Short task —
In the entries below, count every line with the word "média". Return only the count.
━━━━━━━━━━━━━━━━━━━━
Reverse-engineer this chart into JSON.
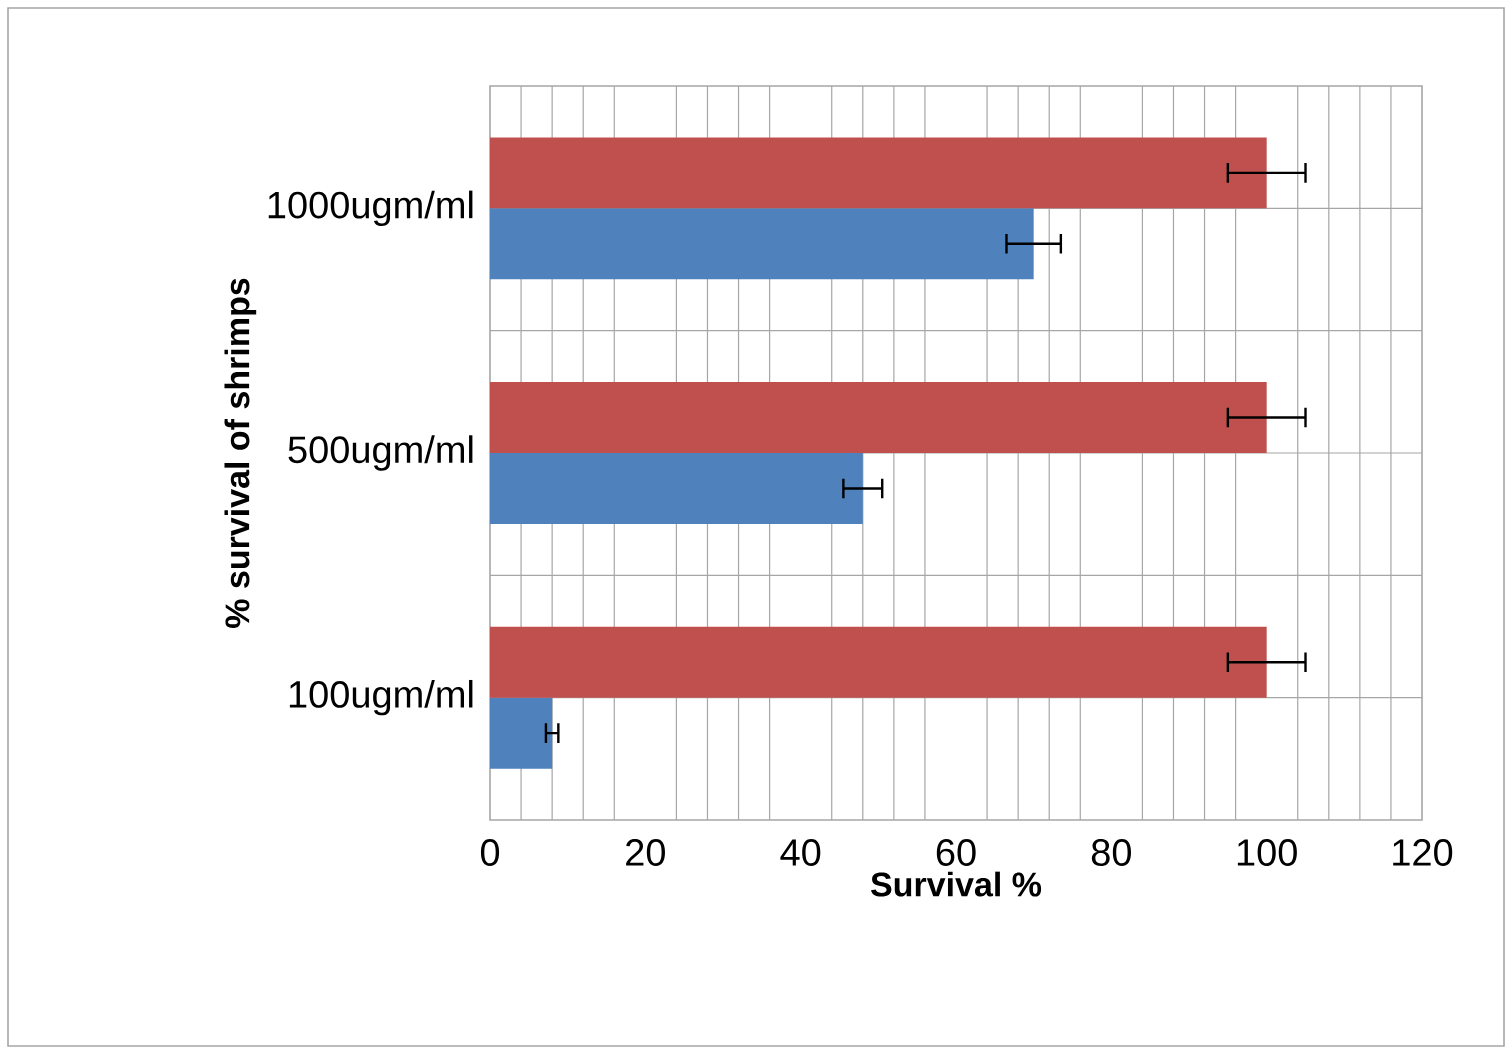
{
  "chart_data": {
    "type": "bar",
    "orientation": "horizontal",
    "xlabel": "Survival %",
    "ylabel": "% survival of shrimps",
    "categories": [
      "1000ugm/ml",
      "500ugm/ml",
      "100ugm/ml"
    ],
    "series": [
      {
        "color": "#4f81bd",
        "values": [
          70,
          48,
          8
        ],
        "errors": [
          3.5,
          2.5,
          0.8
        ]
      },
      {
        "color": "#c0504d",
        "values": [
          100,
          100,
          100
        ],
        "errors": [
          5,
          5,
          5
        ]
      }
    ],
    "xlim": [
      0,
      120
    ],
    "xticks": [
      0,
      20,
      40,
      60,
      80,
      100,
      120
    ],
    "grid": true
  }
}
━━━━━━━━━━━━━━━━━━━━
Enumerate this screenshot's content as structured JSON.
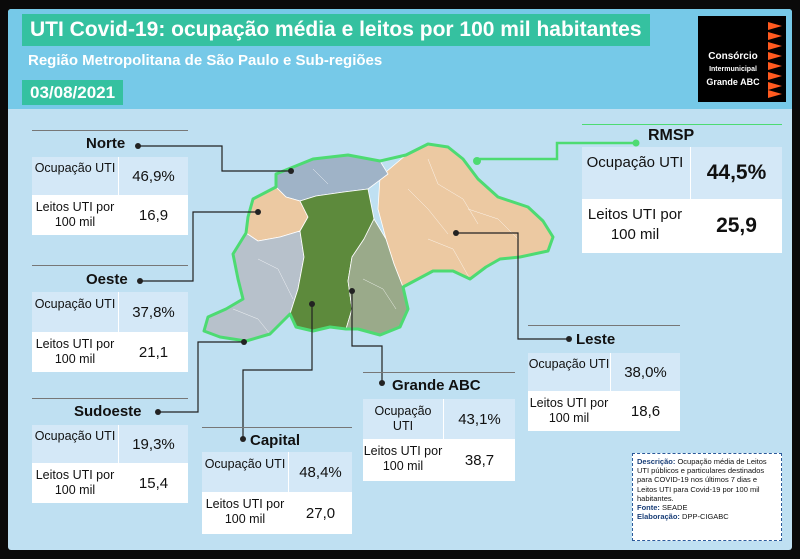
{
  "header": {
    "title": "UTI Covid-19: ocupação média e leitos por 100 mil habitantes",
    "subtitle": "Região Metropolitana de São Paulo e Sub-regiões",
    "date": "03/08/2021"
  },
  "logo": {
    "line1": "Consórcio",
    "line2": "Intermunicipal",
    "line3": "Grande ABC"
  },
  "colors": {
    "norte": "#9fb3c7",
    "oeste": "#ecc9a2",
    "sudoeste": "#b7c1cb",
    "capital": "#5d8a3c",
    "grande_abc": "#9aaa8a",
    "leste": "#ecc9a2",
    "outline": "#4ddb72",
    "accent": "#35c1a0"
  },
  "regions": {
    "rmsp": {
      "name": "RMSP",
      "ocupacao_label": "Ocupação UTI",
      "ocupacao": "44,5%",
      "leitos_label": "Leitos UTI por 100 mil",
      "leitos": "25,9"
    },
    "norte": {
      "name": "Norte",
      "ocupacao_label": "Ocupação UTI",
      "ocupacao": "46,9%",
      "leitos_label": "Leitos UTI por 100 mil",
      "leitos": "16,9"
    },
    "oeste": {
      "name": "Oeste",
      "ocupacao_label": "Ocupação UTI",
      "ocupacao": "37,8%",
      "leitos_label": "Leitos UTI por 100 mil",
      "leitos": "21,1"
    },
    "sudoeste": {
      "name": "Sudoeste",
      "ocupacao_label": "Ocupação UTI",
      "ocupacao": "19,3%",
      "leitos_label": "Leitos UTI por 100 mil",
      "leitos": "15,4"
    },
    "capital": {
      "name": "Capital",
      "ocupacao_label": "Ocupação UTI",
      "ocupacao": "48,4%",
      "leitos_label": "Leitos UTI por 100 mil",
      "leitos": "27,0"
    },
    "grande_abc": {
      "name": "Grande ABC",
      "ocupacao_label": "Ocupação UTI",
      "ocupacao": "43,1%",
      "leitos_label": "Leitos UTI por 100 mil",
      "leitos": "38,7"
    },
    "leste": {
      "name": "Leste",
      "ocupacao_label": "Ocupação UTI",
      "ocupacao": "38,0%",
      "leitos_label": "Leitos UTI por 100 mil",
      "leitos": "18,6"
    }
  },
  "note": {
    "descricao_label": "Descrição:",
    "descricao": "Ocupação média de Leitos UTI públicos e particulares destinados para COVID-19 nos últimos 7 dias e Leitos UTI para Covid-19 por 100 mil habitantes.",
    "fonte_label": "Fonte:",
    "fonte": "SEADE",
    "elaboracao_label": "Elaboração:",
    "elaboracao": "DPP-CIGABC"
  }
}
━━━━━━━━━━━━━━━━━━━━
Correct output —
2